Return the listing word for word, as given.

══════

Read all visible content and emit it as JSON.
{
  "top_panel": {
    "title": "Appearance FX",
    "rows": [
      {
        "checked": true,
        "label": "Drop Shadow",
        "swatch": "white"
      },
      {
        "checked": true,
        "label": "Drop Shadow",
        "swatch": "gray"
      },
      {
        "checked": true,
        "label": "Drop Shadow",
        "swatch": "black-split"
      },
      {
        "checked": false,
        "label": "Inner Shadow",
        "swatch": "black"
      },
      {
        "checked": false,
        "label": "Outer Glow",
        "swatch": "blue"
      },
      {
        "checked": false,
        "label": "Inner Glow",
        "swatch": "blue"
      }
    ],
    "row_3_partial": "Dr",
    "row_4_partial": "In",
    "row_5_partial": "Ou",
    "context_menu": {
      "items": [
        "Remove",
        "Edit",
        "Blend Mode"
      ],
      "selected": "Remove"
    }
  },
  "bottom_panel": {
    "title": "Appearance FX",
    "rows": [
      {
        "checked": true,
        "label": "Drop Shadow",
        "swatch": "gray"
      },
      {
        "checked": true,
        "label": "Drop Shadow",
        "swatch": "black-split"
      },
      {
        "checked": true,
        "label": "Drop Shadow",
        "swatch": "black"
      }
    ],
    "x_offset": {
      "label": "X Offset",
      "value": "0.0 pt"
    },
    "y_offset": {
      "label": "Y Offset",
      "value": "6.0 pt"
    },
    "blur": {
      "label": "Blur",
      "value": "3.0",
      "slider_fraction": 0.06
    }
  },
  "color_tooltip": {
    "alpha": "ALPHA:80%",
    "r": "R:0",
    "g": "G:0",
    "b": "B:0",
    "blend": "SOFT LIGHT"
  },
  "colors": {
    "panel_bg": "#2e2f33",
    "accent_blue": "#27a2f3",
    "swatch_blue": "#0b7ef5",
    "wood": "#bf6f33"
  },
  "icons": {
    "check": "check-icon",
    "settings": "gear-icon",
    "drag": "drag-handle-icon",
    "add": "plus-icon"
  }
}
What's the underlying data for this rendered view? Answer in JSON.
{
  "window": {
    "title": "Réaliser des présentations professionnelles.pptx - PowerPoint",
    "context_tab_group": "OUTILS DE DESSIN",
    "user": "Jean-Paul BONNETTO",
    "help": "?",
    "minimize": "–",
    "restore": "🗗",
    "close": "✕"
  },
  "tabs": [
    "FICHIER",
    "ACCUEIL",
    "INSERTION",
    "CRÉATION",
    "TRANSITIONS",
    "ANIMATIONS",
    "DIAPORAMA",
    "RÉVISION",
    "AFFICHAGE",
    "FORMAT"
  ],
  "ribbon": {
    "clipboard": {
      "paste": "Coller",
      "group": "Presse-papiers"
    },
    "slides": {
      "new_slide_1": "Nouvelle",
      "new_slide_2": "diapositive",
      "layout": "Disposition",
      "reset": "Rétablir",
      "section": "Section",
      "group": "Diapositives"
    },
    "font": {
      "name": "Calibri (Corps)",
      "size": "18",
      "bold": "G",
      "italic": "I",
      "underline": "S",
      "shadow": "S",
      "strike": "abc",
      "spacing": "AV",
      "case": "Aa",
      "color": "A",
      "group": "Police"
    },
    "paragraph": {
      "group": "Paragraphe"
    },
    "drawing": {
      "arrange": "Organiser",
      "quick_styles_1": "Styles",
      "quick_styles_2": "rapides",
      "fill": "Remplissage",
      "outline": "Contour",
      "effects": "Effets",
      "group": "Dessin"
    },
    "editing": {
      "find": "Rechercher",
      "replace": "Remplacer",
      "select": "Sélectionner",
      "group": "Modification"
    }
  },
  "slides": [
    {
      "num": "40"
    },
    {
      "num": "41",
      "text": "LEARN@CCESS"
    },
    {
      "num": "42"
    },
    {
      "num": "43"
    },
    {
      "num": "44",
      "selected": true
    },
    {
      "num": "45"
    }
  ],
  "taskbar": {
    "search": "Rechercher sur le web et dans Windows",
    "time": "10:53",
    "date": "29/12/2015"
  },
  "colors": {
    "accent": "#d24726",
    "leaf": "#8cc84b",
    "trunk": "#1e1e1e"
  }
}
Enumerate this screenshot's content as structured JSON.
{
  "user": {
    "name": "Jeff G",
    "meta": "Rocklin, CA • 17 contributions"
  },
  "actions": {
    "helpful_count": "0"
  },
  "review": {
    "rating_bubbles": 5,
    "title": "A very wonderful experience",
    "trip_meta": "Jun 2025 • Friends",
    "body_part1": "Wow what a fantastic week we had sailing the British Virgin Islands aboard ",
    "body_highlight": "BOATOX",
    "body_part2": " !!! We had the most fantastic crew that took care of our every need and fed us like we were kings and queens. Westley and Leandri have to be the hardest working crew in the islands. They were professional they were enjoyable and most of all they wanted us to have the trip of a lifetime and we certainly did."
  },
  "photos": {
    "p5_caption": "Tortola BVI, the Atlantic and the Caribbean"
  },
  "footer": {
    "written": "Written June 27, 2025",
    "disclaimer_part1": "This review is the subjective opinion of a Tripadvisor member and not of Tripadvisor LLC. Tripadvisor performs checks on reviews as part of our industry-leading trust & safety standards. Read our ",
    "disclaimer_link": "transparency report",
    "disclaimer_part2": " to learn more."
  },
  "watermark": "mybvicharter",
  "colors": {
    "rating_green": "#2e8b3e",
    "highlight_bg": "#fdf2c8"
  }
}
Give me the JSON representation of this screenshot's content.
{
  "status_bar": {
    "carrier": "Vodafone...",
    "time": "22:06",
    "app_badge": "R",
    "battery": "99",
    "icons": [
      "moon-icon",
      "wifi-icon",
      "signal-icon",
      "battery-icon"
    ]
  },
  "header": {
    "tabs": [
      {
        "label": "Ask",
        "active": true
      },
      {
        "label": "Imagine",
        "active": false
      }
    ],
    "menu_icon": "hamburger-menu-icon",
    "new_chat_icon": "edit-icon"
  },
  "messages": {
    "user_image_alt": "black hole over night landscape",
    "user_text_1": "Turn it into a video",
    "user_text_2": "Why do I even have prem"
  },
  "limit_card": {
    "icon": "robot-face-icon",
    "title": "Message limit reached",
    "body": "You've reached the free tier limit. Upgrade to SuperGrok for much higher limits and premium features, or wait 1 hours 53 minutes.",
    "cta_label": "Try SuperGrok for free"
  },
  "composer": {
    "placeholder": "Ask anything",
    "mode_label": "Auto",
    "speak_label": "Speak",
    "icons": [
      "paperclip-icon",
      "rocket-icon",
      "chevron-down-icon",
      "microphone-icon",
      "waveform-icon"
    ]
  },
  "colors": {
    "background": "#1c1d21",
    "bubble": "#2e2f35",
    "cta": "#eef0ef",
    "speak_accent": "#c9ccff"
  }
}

══════

Output below ::
Read all visible content and emit it as JSON.
{
  "top_panel": {
    "title": "Appearance FX",
    "rows": [
      {
        "checked": true,
        "label": "Drop Shadow",
        "swatch": "white"
      },
      {
        "checked": true,
        "label": "Drop Shadow",
        "swatch": "gray"
      },
      {
        "checked": true,
        "label": "Drop Shadow",
        "swatch": "black-split"
      },
      {
        "checked": false,
        "label": "Inner Shadow",
        "swatch": "black"
      },
      {
        "checked": false,
        "label": "Outer Glow",
        "swatch": "blue"
      },
      {
        "checked": false,
        "label": "Inner Glow",
        "swatch": "blue"
      }
    ],
    "row_3_partial": "Dr",
    "row_4_partial": "In",
    "row_5_partial": "Ou",
    "context_menu": {
      "items": [
        "Remove",
        "Edit",
        "Blend Mode"
      ],
      "selected": "Remove"
    }
  },
  "bottom_panel": {
    "title": "Appearance FX",
    "rows": [
      {
        "checked": true,
        "label": "Drop Shadow",
        "swatch": "gray"
      },
      {
        "checked": true,
        "label": "Drop Shadow",
        "swatch": "black-split"
      },
      {
        "checked": true,
        "label": "Drop Shadow",
        "swatch": "black"
      }
    ],
    "x_offset": {
      "label": "X Offset",
      "value": "0.0 pt"
    },
    "y_offset": {
      "label": "Y Offset",
      "value": "6.0 pt"
    },
    "blur": {
      "label": "Blur",
      "value": "3.0",
      "slider_fraction": 0.06
    }
  },
  "color_tooltip": {
    "alpha": "ALPHA:80%",
    "r": "R:0",
    "g": "G:0",
    "b": "B:0",
    "blend": "SOFT LIGHT"
  },
  "colors": {
    "panel_bg": "#2e2f33",
    "accent_blue": "#27a2f3",
    "swatch_blue": "#0b7ef5",
    "wood": "#bf6f33"
  },
  "icons": {
    "check": "check-icon",
    "settings": "gear-icon",
    "drag": "drag-handle-icon",
    "add": "plus-icon"
  }
}
What's the underlying data for this rendered view? Answer in JSON.
{
  "window": {
    "title": "Réaliser des présentations professionnelles.pptx - PowerPoint",
    "context_tab_group": "OUTILS DE DESSIN",
    "user": "Jean-Paul BONNETTO",
    "help": "?",
    "minimize": "–",
    "restore": "🗗",
    "close": "✕"
  },
  "tabs": [
    "FICHIER",
    "ACCUEIL",
    "INSERTION",
    "CRÉATION",
    "TRANSITIONS",
    "ANIMATIONS",
    "DIAPORAMA",
    "RÉVISION",
    "AFFICHAGE",
    "FORMAT"
  ],
  "ribbon": {
    "clipboard": {
      "paste": "Coller",
      "group": "Presse-papiers"
    },
    "slides": {
      "new_slide_1": "Nouvelle",
      "new_slide_2": "diapositive",
      "layout": "Disposition",
      "reset": "Rétablir",
      "section": "Section",
      "group": "Diapositives"
    },
    "font": {
      "name": "Calibri (Corps)",
      "size": "18",
      "bold": "G",
      "italic": "I",
      "underline": "S",
      "shadow": "S",
      "strike": "abc",
      "spacing": "AV",
      "case": "Aa",
      "color": "A",
      "group": "Police"
    },
    "paragraph": {
      "group": "Paragraphe"
    },
    "drawing": {
      "arrange": "Organiser",
      "quick_styles_1": "Styles",
      "quick_styles_2": "rapides",
      "fill": "Remplissage",
      "outline": "Contour",
      "effects": "Effets",
      "group": "Dessin"
    },
    "editing": {
      "find": "Rechercher",
      "replace": "Remplacer",
      "select": "Sélectionner",
      "group": "Modification"
    }
  },
  "slides": [
    {
      "num": "40"
    },
    {
      "num": "41",
      "text": "LEARN@CCESS"
    },
    {
      "num": "42"
    },
    {
      "num": "43"
    },
    {
      "num": "44",
      "selected": true
    },
    {
      "num": "45"
    }
  ],
  "taskbar": {
    "search": "Rechercher sur le web et dans Windows",
    "time": "10:53",
    "date": "29/12/2015"
  },
  "colors": {
    "accent": "#d24726",
    "leaf": "#8cc84b",
    "trunk": "#1e1e1e"
  }
}
Enumerate this screenshot's content as structured JSON.
{
  "user": {
    "name": "Jeff G",
    "meta": "Rocklin, CA • 17 contributions"
  },
  "actions": {
    "helpful_count": "0"
  },
  "review": {
    "rating_bubbles": 5,
    "title": "A very wonderful experience",
    "trip_meta": "Jun 2025 • Friends",
    "body_part1": "Wow what a fantastic week we had sailing the British Virgin Islands aboard ",
    "body_highlight": "BOATOX",
    "body_part2": " !!! We had the most fantastic crew that took care of our every need and fed us like we were kings and queens. Westley and Leandri have to be the hardest working crew in the islands. They were professional they were enjoyable and most of all they wanted us to have the trip of a lifetime and we certainly did."
  },
  "photos": {
    "p5_caption": "Tortola BVI, the Atlantic and the Caribbean"
  },
  "footer": {
    "written": "Written June 27, 2025",
    "disclaimer_part1": "This review is the subjective opinion of a Tripadvisor member and not of Tripadvisor LLC. Tripadvisor performs checks on reviews as part of our industry-leading trust & safety standards. Read our ",
    "disclaimer_link": "transparency report",
    "disclaimer_part2": " to learn more."
  },
  "watermark": "mybvicharter",
  "colors": {
    "rating_green": "#2e8b3e",
    "highlight_bg": "#fdf2c8"
  }
}
Give me the JSON representation of this screenshot's content.
{
  "status_bar": {
    "carrier": "Vodafone...",
    "time": "22:06",
    "app_badge": "R",
    "battery": "99",
    "icons": [
      "moon-icon",
      "wifi-icon",
      "signal-icon",
      "battery-icon"
    ]
  },
  "header": {
    "tabs": [
      {
        "label": "Ask",
        "active": true
      },
      {
        "label": "Imagine",
        "active": false
      }
    ],
    "menu_icon": "hamburger-menu-icon",
    "new_chat_icon": "edit-icon"
  },
  "messages": {
    "user_image_alt": "black hole over night landscape",
    "user_text_1": "Turn it into a video",
    "user_text_2": "Why do I even have prem"
  },
  "limit_card": {
    "icon": "robot-face-icon",
    "title": "Message limit reached",
    "body": "You've reached the free tier limit. Upgrade to SuperGrok for much higher limits and premium features, or wait 1 hours 53 minutes.",
    "cta_label": "Try SuperGrok for free"
  },
  "composer": {
    "placeholder": "Ask anything",
    "mode_label": "Auto",
    "speak_label": "Speak",
    "icons": [
      "paperclip-icon",
      "rocket-icon",
      "chevron-down-icon",
      "microphone-icon",
      "waveform-icon"
    ]
  },
  "colors": {
    "background": "#1c1d21",
    "bubble": "#2e2f35",
    "cta": "#eef0ef",
    "speak_accent": "#c9ccff"
  }
}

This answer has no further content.